------ EXERCISE INPUTS ------
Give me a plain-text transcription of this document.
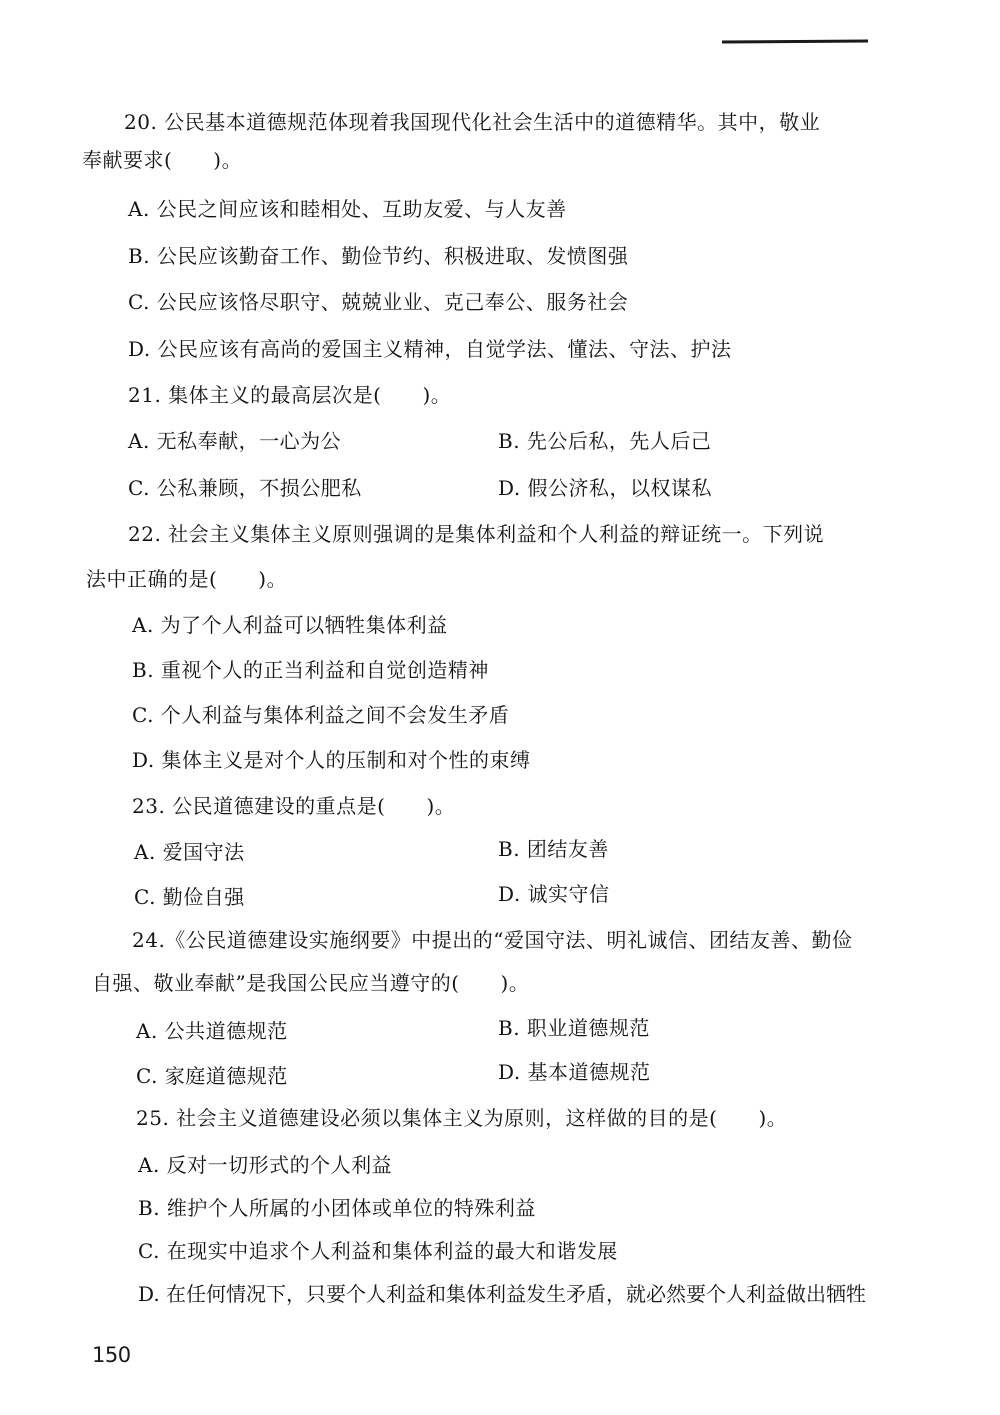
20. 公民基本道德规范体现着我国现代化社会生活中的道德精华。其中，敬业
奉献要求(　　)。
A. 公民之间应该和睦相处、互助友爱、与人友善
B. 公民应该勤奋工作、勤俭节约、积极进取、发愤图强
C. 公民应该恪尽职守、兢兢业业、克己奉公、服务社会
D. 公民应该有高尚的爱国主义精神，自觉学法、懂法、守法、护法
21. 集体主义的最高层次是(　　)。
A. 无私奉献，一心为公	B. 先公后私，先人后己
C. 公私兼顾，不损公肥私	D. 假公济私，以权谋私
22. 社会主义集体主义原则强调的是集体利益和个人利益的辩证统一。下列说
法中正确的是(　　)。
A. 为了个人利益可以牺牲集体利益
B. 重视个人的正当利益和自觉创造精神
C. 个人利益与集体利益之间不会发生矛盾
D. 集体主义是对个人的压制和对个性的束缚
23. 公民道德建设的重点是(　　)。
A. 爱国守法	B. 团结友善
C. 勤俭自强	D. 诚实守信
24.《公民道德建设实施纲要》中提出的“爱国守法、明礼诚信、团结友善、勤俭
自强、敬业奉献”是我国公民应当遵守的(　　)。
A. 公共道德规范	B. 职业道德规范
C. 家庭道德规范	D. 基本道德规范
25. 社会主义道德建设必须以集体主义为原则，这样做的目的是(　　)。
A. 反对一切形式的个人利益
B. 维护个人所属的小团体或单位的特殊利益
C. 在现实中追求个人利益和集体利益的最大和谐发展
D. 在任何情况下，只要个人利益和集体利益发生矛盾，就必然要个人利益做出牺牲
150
------
------ EXERCISE INPUTS ------
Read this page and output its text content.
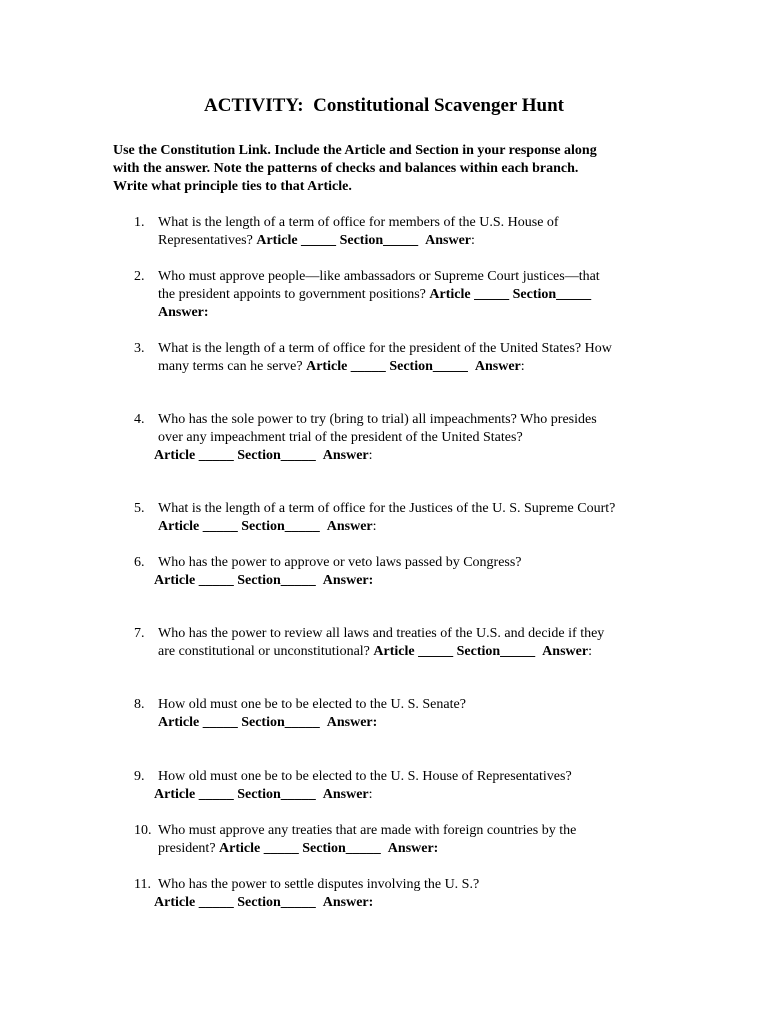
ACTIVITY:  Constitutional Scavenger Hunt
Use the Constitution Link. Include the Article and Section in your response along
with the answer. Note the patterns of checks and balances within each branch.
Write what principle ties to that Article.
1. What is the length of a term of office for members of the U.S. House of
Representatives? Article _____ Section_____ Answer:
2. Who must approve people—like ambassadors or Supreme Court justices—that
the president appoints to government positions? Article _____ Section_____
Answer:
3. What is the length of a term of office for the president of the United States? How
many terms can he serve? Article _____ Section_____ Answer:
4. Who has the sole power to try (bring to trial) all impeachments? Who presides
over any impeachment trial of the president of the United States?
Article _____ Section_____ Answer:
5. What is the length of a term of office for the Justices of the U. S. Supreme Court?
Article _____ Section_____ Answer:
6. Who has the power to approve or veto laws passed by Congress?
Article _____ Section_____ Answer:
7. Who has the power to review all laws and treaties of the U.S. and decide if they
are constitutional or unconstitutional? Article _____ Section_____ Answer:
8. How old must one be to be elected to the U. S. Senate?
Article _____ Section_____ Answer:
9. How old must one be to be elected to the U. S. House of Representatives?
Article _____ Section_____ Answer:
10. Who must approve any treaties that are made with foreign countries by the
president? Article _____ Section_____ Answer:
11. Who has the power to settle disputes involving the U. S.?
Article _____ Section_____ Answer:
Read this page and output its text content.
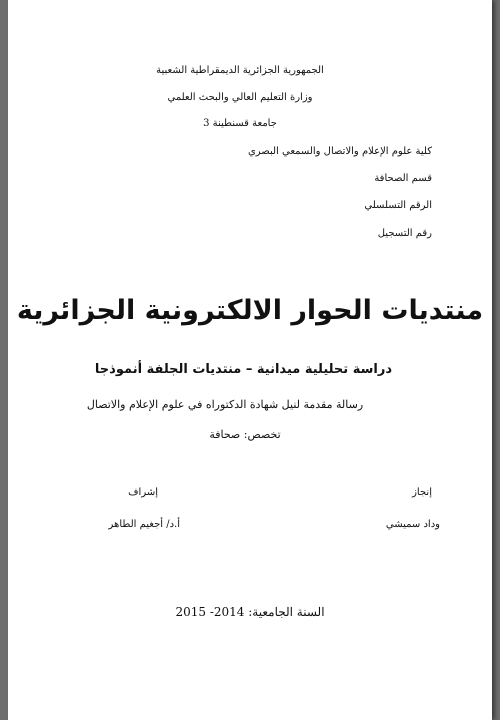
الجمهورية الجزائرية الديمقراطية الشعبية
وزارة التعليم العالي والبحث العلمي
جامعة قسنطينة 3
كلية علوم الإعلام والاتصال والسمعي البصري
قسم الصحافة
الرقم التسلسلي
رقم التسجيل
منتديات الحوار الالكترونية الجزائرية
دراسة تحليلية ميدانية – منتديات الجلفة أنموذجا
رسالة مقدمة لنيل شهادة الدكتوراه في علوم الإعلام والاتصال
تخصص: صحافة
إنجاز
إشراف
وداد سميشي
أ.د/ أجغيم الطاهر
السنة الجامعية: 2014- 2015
------
------ EXERCISE INPUTS ------
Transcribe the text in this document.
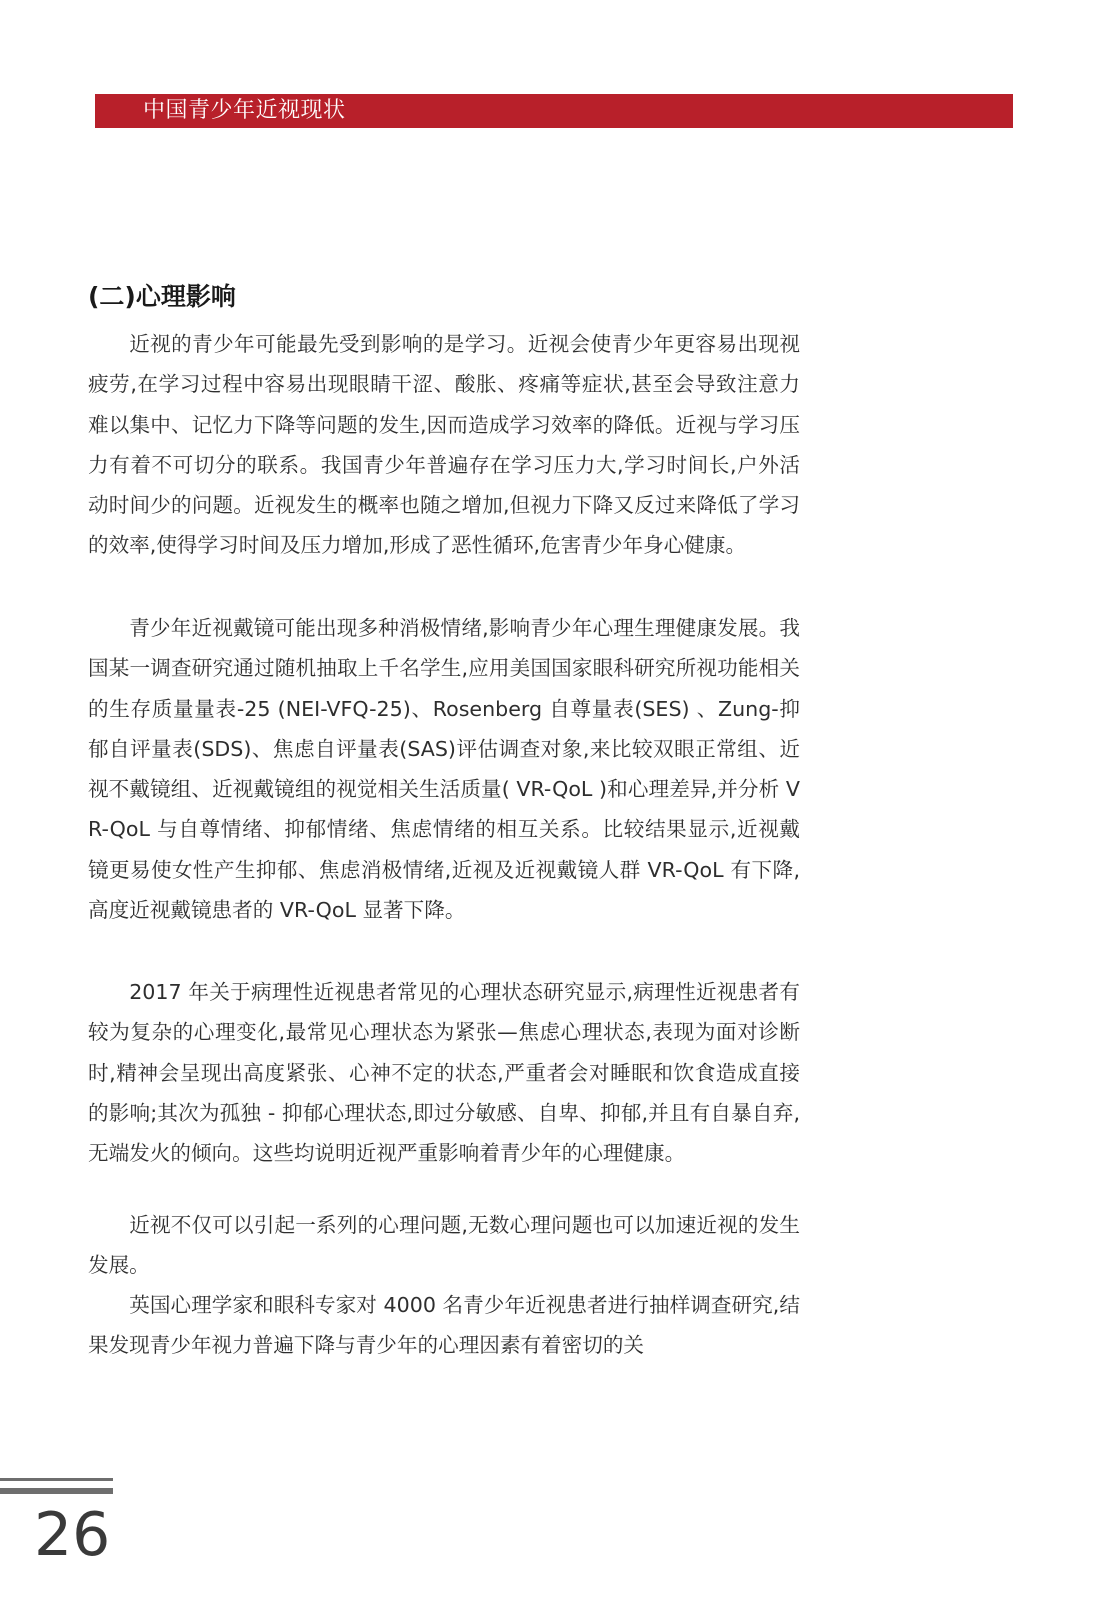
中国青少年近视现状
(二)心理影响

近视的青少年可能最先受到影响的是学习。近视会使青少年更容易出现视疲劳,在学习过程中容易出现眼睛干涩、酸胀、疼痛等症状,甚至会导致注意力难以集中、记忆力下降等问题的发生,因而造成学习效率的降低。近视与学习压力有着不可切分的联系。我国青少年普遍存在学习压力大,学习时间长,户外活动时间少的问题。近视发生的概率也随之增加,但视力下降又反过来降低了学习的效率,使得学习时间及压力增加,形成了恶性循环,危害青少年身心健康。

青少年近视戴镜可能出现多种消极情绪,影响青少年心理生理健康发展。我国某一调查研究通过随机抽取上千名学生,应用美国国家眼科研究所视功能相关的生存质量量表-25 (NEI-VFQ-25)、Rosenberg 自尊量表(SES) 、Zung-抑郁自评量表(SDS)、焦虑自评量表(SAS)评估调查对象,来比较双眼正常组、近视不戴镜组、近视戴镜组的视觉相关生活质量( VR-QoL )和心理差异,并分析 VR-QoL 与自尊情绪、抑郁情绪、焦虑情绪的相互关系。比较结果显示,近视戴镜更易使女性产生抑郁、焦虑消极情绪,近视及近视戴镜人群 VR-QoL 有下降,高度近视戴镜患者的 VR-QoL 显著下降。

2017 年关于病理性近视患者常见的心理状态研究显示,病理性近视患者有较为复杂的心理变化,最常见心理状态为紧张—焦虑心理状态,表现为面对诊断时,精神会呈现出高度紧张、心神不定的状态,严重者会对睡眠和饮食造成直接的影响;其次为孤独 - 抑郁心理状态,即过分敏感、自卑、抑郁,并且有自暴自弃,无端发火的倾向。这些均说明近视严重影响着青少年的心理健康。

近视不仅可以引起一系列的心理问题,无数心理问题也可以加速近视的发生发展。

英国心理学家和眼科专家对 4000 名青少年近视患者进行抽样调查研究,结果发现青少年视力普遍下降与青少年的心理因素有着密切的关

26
------
§ **WHAT TO PRODUCE**:
Track down every line with the word "والاتصال" and copy it.

§ **SOLUTION TO THIS EXERCISE**:
كلية علوم الإعلام والاتصال والسمعي البصري
رسالة مقدمة لنيل شهادة الدكتوراه في علوم الإعلام والاتصال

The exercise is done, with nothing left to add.